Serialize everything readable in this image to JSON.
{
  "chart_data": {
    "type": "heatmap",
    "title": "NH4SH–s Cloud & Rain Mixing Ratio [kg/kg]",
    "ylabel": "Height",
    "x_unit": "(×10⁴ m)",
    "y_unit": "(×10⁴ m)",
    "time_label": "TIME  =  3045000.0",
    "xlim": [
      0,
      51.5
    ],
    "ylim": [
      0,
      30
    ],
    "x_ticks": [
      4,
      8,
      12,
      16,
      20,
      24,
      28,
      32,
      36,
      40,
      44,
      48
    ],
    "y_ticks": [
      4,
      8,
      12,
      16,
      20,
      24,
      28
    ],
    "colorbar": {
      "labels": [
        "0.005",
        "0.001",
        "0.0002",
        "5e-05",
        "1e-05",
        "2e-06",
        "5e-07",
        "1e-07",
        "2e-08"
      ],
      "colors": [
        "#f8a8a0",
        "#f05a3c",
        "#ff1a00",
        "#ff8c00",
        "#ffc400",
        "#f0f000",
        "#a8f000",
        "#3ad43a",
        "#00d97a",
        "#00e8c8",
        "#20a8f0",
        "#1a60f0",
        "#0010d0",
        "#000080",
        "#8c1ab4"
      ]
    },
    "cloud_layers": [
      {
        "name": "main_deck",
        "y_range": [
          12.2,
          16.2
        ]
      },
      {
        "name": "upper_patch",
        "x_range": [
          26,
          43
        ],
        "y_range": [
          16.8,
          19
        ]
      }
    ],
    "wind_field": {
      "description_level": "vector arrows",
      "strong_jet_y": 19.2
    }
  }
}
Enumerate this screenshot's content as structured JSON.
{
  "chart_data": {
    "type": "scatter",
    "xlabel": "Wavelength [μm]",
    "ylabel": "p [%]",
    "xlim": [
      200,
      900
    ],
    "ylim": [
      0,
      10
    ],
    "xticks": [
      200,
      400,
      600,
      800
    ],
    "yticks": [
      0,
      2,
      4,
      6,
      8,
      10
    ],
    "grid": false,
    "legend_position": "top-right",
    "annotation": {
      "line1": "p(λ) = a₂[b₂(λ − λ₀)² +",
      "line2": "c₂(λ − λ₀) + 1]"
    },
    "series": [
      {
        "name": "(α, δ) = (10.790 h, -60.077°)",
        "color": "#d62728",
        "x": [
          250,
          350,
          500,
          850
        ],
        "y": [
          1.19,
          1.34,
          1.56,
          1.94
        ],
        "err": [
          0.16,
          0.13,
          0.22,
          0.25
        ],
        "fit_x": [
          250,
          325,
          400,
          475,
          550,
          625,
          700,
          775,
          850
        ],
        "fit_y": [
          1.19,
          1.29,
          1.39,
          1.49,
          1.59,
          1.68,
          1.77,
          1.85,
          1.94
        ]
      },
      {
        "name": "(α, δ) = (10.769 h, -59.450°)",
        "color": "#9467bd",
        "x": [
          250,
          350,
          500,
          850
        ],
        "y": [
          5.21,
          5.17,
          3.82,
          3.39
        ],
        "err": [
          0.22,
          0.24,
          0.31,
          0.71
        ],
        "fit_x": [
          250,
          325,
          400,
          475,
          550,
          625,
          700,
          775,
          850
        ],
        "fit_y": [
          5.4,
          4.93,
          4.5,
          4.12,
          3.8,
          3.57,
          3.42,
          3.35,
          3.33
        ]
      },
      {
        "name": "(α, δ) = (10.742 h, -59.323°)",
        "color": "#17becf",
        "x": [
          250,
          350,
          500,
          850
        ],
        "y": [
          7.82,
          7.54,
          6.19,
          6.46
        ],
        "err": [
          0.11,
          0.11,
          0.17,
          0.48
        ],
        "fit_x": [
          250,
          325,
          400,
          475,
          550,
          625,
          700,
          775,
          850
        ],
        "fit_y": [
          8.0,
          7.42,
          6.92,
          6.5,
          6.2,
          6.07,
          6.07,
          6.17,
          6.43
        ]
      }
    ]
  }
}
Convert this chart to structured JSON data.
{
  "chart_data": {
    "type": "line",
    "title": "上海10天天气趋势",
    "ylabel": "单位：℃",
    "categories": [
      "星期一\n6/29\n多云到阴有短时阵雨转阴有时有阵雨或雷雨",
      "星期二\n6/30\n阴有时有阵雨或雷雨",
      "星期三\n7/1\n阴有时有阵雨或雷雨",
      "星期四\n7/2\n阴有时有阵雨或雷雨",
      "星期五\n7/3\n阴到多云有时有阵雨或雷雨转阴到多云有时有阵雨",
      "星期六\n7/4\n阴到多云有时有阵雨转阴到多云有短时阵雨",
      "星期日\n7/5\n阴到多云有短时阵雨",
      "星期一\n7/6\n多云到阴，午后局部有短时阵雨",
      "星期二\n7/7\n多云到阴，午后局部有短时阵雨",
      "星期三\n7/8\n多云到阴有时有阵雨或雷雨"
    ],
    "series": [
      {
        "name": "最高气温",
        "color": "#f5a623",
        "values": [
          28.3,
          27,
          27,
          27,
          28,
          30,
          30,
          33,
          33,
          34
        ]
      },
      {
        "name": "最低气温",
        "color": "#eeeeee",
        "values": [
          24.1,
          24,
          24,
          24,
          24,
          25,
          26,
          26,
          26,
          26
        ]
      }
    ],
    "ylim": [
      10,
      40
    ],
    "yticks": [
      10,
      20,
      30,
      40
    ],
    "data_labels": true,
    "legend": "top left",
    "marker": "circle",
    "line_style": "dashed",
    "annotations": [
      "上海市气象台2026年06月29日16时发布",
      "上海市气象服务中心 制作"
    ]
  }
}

» **Objective**
Print all of the data exactly as it was given.

» **Response**
Serialize everything readable in this image to JSON.
{
  "chart_data": {
    "type": "heatmap",
    "title": "NH4SH–s Cloud & Rain Mixing Ratio [kg/kg]",
    "ylabel": "Height",
    "x_unit": "(×10⁴ m)",
    "y_unit": "(×10⁴ m)",
    "time_label": "TIME  =  3045000.0",
    "xlim": [
      0,
      51.5
    ],
    "ylim": [
      0,
      30
    ],
    "x_ticks": [
      4,
      8,
      12,
      16,
      20,
      24,
      28,
      32,
      36,
      40,
      44,
      48
    ],
    "y_ticks": [
      4,
      8,
      12,
      16,
      20,
      24,
      28
    ],
    "colorbar": {
      "labels": [
        "0.005",
        "0.001",
        "0.0002",
        "5e-05",
        "1e-05",
        "2e-06",
        "5e-07",
        "1e-07",
        "2e-08"
      ],
      "colors": [
        "#f8a8a0",
        "#f05a3c",
        "#ff1a00",
        "#ff8c00",
        "#ffc400",
        "#f0f000",
        "#a8f000",
        "#3ad43a",
        "#00d97a",
        "#00e8c8",
        "#20a8f0",
        "#1a60f0",
        "#0010d0",
        "#000080",
        "#8c1ab4"
      ]
    },
    "cloud_layers": [
      {
        "name": "main_deck",
        "y_range": [
          12.2,
          16.2
        ]
      },
      {
        "name": "upper_patch",
        "x_range": [
          26,
          43
        ],
        "y_range": [
          16.8,
          19
        ]
      }
    ],
    "wind_field": {
      "description_level": "vector arrows",
      "strong_jet_y": 19.2
    }
  }
}
Enumerate this screenshot's content as structured JSON.
{
  "chart_data": {
    "type": "scatter",
    "xlabel": "Wavelength [μm]",
    "ylabel": "p [%]",
    "xlim": [
      200,
      900
    ],
    "ylim": [
      0,
      10
    ],
    "xticks": [
      200,
      400,
      600,
      800
    ],
    "yticks": [
      0,
      2,
      4,
      6,
      8,
      10
    ],
    "grid": false,
    "legend_position": "top-right",
    "annotation": {
      "line1": "p(λ) = a₂[b₂(λ − λ₀)² +",
      "line2": "c₂(λ − λ₀) + 1]"
    },
    "series": [
      {
        "name": "(α, δ) = (10.790 h, -60.077°)",
        "color": "#d62728",
        "x": [
          250,
          350,
          500,
          850
        ],
        "y": [
          1.19,
          1.34,
          1.56,
          1.94
        ],
        "err": [
          0.16,
          0.13,
          0.22,
          0.25
        ],
        "fit_x": [
          250,
          325,
          400,
          475,
          550,
          625,
          700,
          775,
          850
        ],
        "fit_y": [
          1.19,
          1.29,
          1.39,
          1.49,
          1.59,
          1.68,
          1.77,
          1.85,
          1.94
        ]
      },
      {
        "name": "(α, δ) = (10.769 h, -59.450°)",
        "color": "#9467bd",
        "x": [
          250,
          350,
          500,
          850
        ],
        "y": [
          5.21,
          5.17,
          3.82,
          3.39
        ],
        "err": [
          0.22,
          0.24,
          0.31,
          0.71
        ],
        "fit_x": [
          250,
          325,
          400,
          475,
          550,
          625,
          700,
          775,
          850
        ],
        "fit_y": [
          5.4,
          4.93,
          4.5,
          4.12,
          3.8,
          3.57,
          3.42,
          3.35,
          3.33
        ]
      },
      {
        "name": "(α, δ) = (10.742 h, -59.323°)",
        "color": "#17becf",
        "x": [
          250,
          350,
          500,
          850
        ],
        "y": [
          7.82,
          7.54,
          6.19,
          6.46
        ],
        "err": [
          0.11,
          0.11,
          0.17,
          0.48
        ],
        "fit_x": [
          250,
          325,
          400,
          475,
          550,
          625,
          700,
          775,
          850
        ],
        "fit_y": [
          8.0,
          7.42,
          6.92,
          6.5,
          6.2,
          6.07,
          6.07,
          6.17,
          6.43
        ]
      }
    ]
  }
}
Convert this chart to structured JSON data.
{
  "chart_data": {
    "type": "line",
    "title": "上海10天天气趋势",
    "ylabel": "单位：℃",
    "categories": [
      "星期一\n6/29\n多云到阴有短时阵雨转阴有时有阵雨或雷雨",
      "星期二\n6/30\n阴有时有阵雨或雷雨",
      "星期三\n7/1\n阴有时有阵雨或雷雨",
      "星期四\n7/2\n阴有时有阵雨或雷雨",
      "星期五\n7/3\n阴到多云有时有阵雨或雷雨转阴到多云有时有阵雨",
      "星期六\n7/4\n阴到多云有时有阵雨转阴到多云有短时阵雨",
      "星期日\n7/5\n阴到多云有短时阵雨",
      "星期一\n7/6\n多云到阴，午后局部有短时阵雨",
      "星期二\n7/7\n多云到阴，午后局部有短时阵雨",
      "星期三\n7/8\n多云到阴有时有阵雨或雷雨"
    ],
    "series": [
      {
        "name": "最高气温",
        "color": "#f5a623",
        "values": [
          28.3,
          27,
          27,
          27,
          28,
          30,
          30,
          33,
          33,
          34
        ]
      },
      {
        "name": "最低气温",
        "color": "#eeeeee",
        "values": [
          24.1,
          24,
          24,
          24,
          24,
          25,
          26,
          26,
          26,
          26
        ]
      }
    ],
    "ylim": [
      10,
      40
    ],
    "yticks": [
      10,
      20,
      30,
      40
    ],
    "data_labels": true,
    "legend": "top left",
    "marker": "circle",
    "line_style": "dashed",
    "annotations": [
      "上海市气象台2026年06月29日16时发布",
      "上海市气象服务中心 制作"
    ]
  }
}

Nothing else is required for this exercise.